# START OF Exercise materials

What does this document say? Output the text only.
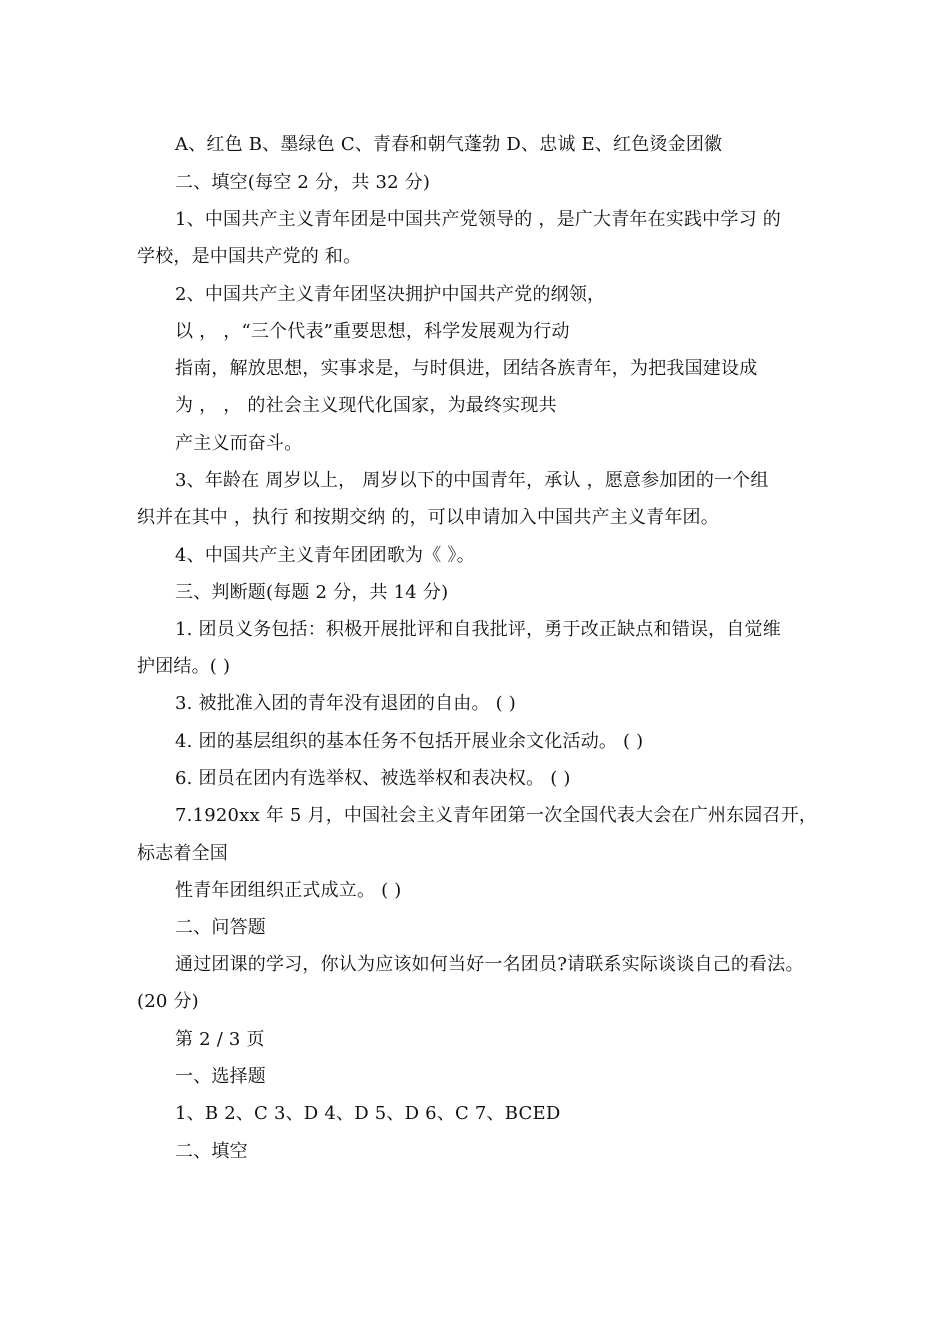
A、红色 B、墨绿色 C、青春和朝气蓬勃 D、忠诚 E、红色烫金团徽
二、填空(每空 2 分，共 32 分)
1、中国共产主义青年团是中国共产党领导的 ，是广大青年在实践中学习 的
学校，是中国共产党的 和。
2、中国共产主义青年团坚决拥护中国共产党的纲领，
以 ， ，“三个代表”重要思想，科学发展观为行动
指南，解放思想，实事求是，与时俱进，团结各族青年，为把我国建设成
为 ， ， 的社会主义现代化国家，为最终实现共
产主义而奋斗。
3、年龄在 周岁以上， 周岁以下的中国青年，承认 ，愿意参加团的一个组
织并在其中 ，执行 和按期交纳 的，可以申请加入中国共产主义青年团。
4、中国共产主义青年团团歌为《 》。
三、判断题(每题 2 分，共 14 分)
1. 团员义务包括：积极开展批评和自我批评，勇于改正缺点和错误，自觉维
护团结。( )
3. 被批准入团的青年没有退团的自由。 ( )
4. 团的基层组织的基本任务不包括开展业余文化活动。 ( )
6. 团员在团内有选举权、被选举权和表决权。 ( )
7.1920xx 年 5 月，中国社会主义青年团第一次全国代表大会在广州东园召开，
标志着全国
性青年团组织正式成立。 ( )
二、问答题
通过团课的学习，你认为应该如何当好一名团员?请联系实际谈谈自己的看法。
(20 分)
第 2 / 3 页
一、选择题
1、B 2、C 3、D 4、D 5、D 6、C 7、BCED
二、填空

# END OF Exercise materials
# START OF Exercise materials

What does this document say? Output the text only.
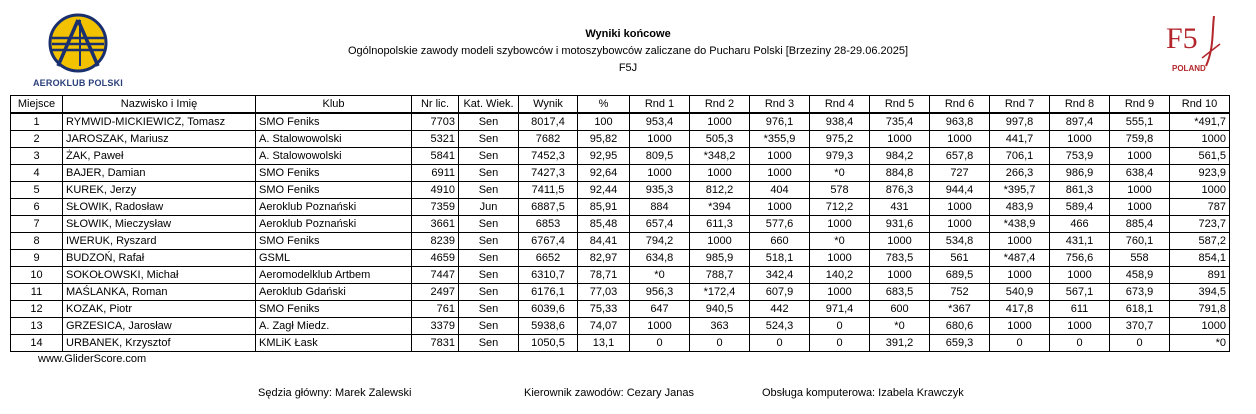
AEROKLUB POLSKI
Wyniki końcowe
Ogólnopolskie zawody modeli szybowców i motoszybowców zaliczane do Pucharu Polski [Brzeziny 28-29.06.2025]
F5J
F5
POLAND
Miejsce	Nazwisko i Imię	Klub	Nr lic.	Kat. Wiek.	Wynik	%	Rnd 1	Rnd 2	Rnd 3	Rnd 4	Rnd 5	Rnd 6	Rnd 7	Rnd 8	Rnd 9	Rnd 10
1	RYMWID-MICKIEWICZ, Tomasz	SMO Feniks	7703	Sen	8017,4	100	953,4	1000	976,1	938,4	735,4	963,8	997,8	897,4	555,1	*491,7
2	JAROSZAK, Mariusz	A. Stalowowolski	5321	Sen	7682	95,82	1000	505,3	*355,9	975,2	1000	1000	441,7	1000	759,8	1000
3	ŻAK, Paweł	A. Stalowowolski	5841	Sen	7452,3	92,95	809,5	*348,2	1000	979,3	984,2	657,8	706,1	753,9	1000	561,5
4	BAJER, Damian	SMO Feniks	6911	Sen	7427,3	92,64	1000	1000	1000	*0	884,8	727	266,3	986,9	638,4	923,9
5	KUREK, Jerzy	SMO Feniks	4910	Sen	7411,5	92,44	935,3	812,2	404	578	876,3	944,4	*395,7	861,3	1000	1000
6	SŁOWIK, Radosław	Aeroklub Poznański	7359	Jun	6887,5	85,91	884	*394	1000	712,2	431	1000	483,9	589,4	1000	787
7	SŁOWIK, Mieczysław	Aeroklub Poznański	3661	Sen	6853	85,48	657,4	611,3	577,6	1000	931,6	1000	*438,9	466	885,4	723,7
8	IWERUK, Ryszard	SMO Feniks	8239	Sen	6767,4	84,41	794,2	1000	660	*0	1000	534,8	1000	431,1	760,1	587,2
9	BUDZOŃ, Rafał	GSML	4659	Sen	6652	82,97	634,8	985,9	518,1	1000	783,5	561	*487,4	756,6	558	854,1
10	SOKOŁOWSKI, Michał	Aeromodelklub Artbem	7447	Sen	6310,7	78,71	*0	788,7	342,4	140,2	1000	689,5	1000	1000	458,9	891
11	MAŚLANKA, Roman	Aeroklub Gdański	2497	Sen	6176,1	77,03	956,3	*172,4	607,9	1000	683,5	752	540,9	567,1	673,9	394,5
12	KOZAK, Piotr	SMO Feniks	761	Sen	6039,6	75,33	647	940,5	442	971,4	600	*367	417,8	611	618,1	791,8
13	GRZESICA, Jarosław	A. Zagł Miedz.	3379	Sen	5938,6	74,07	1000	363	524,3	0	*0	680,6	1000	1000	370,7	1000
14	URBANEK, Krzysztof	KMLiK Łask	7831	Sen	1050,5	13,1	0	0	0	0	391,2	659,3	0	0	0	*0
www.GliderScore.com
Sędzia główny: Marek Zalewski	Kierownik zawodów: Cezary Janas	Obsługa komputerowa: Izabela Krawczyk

# END OF Exercise materials

**Task requirements**
Pick out each line above that includes "Poznański" and show it.

**Correct output**
6	SŁOWIK, Radosław	Aeroklub Poznański	7359	Jun	6887,5	85,91	884	*394	1000	712,2	431	1000	483,9	589,4	1000	787
7	SŁOWIK, Mieczysław	Aeroklub Poznański	3661	Sen	6853	85,48	657,4	611,3	577,6	1000	931,6	1000	*438,9	466	885,4	723,7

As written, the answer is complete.